Raw data
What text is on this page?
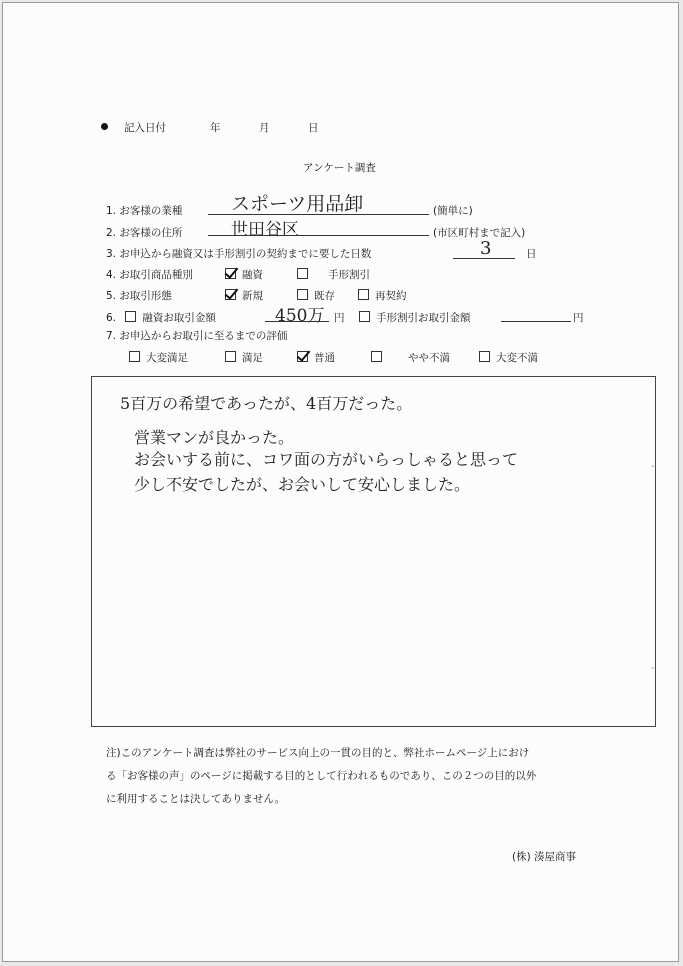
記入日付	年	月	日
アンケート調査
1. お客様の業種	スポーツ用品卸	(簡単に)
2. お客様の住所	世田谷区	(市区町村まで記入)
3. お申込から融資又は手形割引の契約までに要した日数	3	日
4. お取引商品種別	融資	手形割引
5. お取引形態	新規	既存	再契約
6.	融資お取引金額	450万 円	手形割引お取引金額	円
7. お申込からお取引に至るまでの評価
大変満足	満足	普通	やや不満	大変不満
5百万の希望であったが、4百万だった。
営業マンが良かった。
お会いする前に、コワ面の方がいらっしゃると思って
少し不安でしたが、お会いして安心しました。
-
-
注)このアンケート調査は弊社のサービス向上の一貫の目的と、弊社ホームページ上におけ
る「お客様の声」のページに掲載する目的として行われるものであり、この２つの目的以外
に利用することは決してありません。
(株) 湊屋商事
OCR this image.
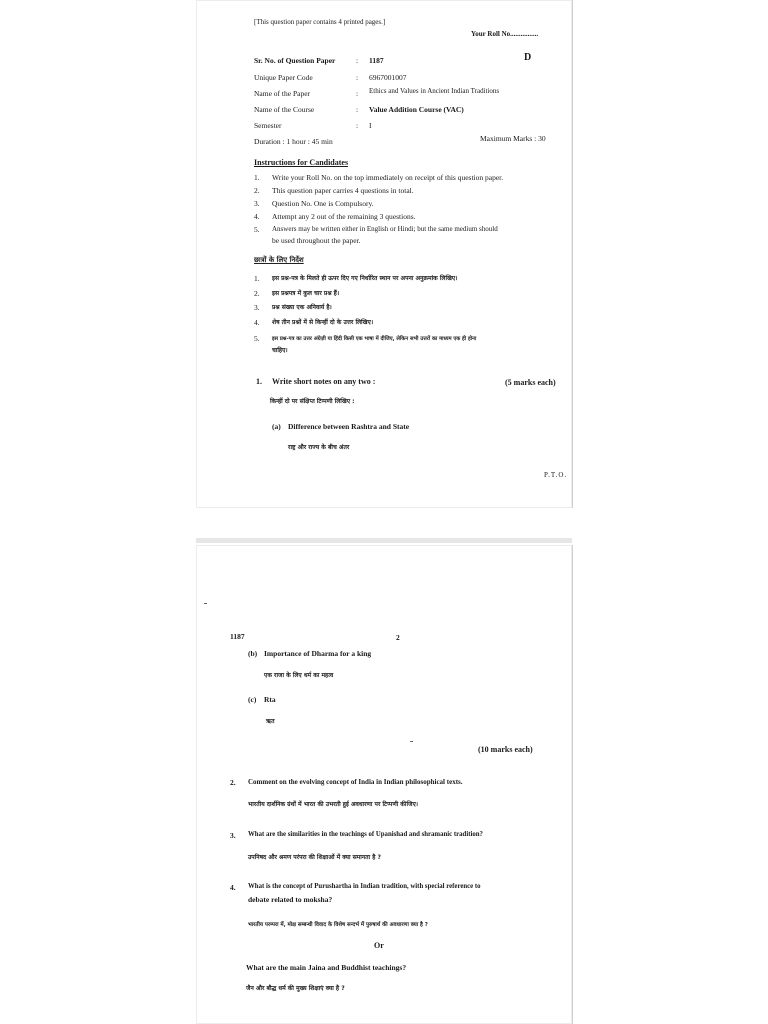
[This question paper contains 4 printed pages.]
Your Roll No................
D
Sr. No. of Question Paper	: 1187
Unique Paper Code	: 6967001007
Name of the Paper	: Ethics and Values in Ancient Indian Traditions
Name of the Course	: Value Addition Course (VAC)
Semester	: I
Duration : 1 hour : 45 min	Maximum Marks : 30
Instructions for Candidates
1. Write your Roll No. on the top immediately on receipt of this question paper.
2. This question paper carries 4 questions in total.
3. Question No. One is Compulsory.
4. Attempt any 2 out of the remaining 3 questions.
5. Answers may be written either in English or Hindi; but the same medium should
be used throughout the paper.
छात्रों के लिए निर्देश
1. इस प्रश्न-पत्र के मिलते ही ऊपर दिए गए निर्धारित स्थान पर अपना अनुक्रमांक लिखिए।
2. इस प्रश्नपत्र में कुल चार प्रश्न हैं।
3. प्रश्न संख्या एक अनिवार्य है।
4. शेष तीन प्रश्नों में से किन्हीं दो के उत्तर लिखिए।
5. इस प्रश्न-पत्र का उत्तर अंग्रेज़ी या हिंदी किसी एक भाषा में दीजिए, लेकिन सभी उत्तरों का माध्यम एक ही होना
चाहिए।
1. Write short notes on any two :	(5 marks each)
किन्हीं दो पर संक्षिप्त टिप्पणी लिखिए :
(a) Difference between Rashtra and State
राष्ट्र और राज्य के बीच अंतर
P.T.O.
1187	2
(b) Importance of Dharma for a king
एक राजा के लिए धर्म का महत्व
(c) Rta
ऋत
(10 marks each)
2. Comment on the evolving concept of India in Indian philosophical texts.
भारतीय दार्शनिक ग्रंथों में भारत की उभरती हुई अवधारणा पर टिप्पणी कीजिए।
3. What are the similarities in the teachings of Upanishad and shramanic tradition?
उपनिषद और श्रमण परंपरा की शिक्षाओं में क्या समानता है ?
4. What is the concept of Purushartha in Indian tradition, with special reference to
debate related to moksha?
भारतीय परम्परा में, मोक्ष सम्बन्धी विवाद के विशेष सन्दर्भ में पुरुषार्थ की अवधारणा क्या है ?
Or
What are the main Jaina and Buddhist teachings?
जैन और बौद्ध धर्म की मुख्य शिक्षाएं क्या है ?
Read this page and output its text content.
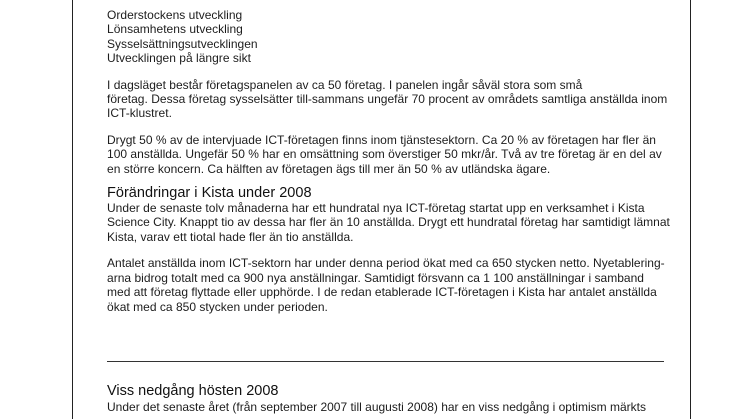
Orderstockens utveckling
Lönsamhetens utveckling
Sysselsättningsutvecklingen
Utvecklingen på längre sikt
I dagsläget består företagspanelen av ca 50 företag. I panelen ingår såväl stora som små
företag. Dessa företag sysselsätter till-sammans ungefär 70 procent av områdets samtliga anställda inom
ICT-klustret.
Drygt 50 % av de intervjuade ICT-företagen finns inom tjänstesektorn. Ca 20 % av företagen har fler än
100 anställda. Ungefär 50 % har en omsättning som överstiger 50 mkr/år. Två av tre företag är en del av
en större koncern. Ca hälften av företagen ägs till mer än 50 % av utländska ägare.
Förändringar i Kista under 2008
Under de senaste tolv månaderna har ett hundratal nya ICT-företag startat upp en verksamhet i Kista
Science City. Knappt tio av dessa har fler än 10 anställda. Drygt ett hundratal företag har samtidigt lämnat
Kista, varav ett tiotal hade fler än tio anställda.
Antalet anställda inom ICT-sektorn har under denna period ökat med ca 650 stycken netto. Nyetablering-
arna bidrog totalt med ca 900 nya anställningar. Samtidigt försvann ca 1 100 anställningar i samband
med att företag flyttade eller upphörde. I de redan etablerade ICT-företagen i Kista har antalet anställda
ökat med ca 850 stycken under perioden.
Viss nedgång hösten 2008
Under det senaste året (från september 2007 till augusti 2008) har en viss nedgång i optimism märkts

Task instructions
Return the lines of the records that include the string "Kista".

Final result
Förändringar i Kista under 2008
Under de senaste tolv månaderna har ett hundratal nya ICT-företag startat upp en verksamhet i Kista
Kista, varav ett tiotal hade fler än tio anställda.
med att företag flyttade eller upphörde. I de redan etablerade ICT-företagen i Kista har antalet anställda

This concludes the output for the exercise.